▶ AIM
Find the word "biệt" in the data. Return every line where it appears.

▶ EXTRACTED MATERIAL
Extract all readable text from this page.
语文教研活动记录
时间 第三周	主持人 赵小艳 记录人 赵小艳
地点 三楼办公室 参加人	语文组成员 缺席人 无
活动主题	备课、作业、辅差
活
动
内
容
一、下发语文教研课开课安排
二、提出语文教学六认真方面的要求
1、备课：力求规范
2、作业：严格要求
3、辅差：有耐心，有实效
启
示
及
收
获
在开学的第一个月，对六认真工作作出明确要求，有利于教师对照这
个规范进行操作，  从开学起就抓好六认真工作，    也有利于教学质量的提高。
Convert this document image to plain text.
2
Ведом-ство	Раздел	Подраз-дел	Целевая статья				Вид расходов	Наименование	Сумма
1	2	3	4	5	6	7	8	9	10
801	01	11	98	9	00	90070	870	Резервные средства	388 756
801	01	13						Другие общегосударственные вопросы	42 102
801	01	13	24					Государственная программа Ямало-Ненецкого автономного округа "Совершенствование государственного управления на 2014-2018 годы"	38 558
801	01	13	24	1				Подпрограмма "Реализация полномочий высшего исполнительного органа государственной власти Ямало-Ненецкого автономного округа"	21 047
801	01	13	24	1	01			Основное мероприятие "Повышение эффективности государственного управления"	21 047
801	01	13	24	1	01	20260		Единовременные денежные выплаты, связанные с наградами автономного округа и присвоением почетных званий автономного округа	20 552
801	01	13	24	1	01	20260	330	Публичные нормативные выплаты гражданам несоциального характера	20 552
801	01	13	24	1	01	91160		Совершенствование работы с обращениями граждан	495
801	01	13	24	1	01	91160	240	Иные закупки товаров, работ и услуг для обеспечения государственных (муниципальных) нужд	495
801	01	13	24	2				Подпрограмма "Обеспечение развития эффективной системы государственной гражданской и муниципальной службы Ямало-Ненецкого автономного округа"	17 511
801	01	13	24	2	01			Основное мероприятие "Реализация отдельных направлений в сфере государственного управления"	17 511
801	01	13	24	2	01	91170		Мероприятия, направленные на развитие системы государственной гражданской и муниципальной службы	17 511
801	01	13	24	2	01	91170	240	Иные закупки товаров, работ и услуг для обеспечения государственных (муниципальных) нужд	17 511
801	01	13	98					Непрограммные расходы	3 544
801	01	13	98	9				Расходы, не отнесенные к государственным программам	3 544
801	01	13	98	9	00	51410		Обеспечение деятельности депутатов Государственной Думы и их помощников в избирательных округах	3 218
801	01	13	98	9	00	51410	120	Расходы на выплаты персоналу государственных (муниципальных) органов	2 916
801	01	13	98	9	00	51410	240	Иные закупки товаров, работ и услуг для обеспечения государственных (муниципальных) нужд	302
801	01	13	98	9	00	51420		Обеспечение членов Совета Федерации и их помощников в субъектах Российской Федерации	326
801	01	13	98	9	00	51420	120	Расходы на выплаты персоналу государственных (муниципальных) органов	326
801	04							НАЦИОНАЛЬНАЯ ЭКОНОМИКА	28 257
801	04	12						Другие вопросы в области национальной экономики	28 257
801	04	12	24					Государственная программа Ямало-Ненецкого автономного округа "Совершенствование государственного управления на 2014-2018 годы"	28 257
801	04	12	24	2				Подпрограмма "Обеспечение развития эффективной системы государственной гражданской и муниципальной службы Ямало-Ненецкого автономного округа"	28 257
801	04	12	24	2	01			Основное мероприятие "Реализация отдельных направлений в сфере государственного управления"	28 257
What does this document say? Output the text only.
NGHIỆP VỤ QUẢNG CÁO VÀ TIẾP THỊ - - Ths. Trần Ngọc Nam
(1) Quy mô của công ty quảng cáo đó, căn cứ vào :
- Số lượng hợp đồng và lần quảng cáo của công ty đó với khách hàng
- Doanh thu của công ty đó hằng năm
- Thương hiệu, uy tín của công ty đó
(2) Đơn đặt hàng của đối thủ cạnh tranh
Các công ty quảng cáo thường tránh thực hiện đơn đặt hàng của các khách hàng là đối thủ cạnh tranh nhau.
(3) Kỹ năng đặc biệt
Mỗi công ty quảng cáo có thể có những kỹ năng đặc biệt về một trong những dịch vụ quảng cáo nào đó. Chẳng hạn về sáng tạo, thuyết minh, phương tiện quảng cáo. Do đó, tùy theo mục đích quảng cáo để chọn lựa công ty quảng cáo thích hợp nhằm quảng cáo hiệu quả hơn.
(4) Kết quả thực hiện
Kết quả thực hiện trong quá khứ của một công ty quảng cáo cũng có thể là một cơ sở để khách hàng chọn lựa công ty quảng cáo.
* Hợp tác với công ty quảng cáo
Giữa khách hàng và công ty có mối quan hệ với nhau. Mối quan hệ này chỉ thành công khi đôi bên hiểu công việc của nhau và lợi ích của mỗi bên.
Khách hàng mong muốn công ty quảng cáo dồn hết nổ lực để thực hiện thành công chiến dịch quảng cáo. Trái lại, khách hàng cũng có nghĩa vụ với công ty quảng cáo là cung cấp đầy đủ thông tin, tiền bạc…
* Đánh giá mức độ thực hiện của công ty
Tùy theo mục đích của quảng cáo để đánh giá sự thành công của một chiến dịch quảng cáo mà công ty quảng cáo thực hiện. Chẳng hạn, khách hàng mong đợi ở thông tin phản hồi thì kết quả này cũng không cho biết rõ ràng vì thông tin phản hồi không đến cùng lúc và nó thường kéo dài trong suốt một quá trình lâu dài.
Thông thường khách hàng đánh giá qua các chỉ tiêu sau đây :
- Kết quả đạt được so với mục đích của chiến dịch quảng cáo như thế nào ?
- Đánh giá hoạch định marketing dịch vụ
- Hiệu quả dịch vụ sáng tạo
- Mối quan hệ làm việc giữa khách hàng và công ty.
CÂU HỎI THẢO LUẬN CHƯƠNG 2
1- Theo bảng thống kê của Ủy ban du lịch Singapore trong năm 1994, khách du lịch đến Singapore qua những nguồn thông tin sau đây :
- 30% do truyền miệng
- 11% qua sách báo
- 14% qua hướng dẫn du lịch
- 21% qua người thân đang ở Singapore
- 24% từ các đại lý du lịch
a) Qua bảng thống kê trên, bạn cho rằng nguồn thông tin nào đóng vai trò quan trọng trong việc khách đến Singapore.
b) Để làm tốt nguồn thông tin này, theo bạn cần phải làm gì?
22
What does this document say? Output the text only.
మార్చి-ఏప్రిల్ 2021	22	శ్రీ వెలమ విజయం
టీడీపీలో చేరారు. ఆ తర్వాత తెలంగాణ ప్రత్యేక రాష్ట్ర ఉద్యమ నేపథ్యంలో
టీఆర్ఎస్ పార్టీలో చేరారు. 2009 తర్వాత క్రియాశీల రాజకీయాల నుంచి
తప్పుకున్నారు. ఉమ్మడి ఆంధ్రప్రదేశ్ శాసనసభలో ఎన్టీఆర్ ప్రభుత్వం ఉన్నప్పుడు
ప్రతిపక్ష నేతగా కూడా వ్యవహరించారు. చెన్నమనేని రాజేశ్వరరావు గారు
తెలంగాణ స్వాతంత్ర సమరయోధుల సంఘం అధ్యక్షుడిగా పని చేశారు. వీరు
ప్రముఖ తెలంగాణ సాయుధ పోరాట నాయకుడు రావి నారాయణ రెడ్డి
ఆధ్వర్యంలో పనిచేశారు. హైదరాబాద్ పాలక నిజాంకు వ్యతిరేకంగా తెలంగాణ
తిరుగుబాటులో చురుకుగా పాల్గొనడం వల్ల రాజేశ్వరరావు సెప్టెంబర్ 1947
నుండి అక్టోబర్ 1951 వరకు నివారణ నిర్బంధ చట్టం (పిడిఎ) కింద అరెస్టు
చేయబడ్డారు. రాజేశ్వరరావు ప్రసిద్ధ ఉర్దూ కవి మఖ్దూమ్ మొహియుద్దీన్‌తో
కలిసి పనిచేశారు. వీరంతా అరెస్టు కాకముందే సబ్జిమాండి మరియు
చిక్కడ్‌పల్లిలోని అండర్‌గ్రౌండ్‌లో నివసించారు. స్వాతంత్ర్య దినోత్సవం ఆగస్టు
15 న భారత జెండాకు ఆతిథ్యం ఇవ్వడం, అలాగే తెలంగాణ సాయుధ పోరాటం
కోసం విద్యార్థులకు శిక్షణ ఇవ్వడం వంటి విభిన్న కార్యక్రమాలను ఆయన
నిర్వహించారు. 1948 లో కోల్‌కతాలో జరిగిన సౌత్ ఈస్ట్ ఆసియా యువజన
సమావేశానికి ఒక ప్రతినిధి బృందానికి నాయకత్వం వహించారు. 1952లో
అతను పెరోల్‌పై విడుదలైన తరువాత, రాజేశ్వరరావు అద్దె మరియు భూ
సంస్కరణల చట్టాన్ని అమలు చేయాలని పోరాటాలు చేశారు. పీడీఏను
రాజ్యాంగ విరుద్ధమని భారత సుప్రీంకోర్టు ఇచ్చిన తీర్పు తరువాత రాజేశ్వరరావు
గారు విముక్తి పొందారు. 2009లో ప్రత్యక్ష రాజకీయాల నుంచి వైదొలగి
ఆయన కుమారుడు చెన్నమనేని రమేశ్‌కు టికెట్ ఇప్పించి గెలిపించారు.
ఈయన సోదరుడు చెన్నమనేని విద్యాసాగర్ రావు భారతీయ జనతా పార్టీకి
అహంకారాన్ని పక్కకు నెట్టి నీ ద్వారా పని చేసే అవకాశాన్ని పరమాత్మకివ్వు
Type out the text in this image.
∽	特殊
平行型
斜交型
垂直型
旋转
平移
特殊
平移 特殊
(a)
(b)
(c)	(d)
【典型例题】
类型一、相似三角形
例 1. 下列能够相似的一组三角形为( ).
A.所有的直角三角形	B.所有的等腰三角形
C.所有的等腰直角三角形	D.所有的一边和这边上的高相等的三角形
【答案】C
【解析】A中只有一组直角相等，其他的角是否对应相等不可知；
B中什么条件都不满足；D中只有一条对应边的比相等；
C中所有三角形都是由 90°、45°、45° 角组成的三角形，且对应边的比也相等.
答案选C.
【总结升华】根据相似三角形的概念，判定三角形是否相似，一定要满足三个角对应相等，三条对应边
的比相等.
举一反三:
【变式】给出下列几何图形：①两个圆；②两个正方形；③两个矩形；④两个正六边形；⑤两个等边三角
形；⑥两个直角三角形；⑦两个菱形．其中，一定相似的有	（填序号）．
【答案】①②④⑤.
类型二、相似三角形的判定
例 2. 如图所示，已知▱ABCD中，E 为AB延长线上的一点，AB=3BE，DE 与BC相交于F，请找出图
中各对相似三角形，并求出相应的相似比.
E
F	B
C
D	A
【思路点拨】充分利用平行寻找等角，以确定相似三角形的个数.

▶ RESPONSE
(3) Kỹ năng đặc biệt
Mỗi công ty quảng cáo có thể có những kỹ năng đặc biệt về một trong những dịch vụ quảng cáo nào đó. Chẳng hạn về sáng tạo, thuyết minh, phương tiện quảng cáo. Do đó, tùy theo mục đích quảng cáo để chọn lựa công ty quảng cáo thích hợp nhằm quảng cáo hiệu quả hơn.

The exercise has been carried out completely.